Dataset rows about figures:
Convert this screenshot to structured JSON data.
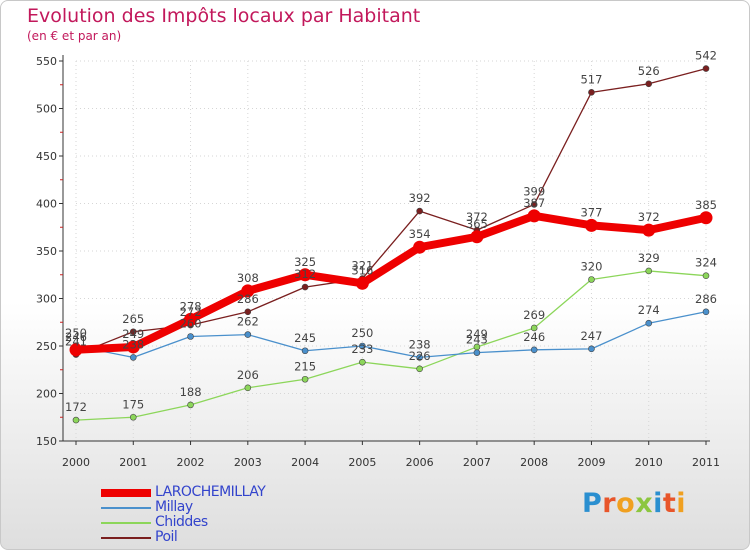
{
  "title": "Evolution des Impôts locaux par Habitant",
  "subtitle": "(en € et par an)",
  "logo": {
    "letters": [
      "P",
      "r",
      "o",
      "x",
      "i",
      "t",
      "i"
    ],
    "colors": [
      "#2a8fd0",
      "#e8552a",
      "#f0a020",
      "#8cc63f",
      "#2a8fd0",
      "#e8552a",
      "#f0a020"
    ]
  },
  "chart_data": {
    "type": "line",
    "title": "Evolution des Impôts locaux par Habitant",
    "subtitle": "(en € et par an)",
    "xlabel": "",
    "ylabel": "",
    "x": [
      "2000",
      "2001",
      "2002",
      "2003",
      "2004",
      "2005",
      "2006",
      "2007",
      "2008",
      "2009",
      "2010",
      "2011"
    ],
    "ylim": [
      150,
      550
    ],
    "yticks": [
      "150",
      "200",
      "250",
      "300",
      "350",
      "400",
      "450",
      "500",
      "550"
    ],
    "grid": true,
    "legend_position": "bottom-left",
    "series": [
      {
        "name": "LAROCHEMILLAY",
        "color": "#ee0000",
        "values": [
          246,
          249,
          278,
          308,
          325,
          316,
          354,
          365,
          387,
          377,
          372,
          385
        ],
        "labels": [
          "246",
          "249",
          "278",
          "308",
          "325",
          "316",
          "354",
          "365",
          "387",
          "377",
          "372",
          "385"
        ]
      },
      {
        "name": "Millay",
        "color": "#4a90cc",
        "values": [
          250,
          238,
          260,
          262,
          245,
          250,
          238,
          243,
          246,
          247,
          274,
          286
        ],
        "labels": [
          "250",
          "238",
          "260",
          "262",
          "245",
          "250",
          "238",
          "243",
          "246",
          "247",
          "274",
          "286"
        ]
      },
      {
        "name": "Chiddes",
        "color": "#8cd65a",
        "values": [
          172,
          175,
          188,
          206,
          215,
          233,
          226,
          249,
          269,
          320,
          329,
          324
        ],
        "labels": [
          "172",
          "175",
          "188",
          "206",
          "215",
          "233",
          "226",
          "249",
          "269",
          "320",
          "329",
          "324"
        ]
      },
      {
        "name": "Poil",
        "color": "#7a1f1f",
        "values": [
          241,
          265,
          272,
          286,
          312,
          321,
          392,
          372,
          399,
          517,
          526,
          542
        ],
        "labels": [
          "241",
          "265",
          "272",
          "286",
          "312",
          "321",
          "392",
          "372",
          "399",
          "517",
          "526",
          "542"
        ]
      }
    ]
  }
}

## [Work to do]
Which lines contain "subtitle"? Copy each of them out.

## [Solution below]
  "subtitle": "(en € et par an)",
    "subtitle": "(en € et par an)",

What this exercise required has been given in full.